#### Problem to work on:
Lift out all lines below that contain "students".

━━━━━━━━━━━━━━━━━━━━

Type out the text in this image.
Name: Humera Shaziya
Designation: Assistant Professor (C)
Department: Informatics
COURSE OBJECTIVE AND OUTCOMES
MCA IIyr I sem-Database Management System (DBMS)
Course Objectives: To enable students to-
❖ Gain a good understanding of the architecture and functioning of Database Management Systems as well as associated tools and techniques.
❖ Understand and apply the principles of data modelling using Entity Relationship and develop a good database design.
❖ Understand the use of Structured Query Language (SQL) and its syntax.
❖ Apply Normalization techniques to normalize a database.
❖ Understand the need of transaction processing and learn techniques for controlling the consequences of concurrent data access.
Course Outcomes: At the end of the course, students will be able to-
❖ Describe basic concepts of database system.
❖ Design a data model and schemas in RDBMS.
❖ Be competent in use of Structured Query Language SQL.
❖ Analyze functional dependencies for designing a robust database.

━━━━━━━━━━━━━━━━━━━━

#### Written solution:
Course Objectives: To enable students to-
Course Outcomes: At the end of the course, students will be able to-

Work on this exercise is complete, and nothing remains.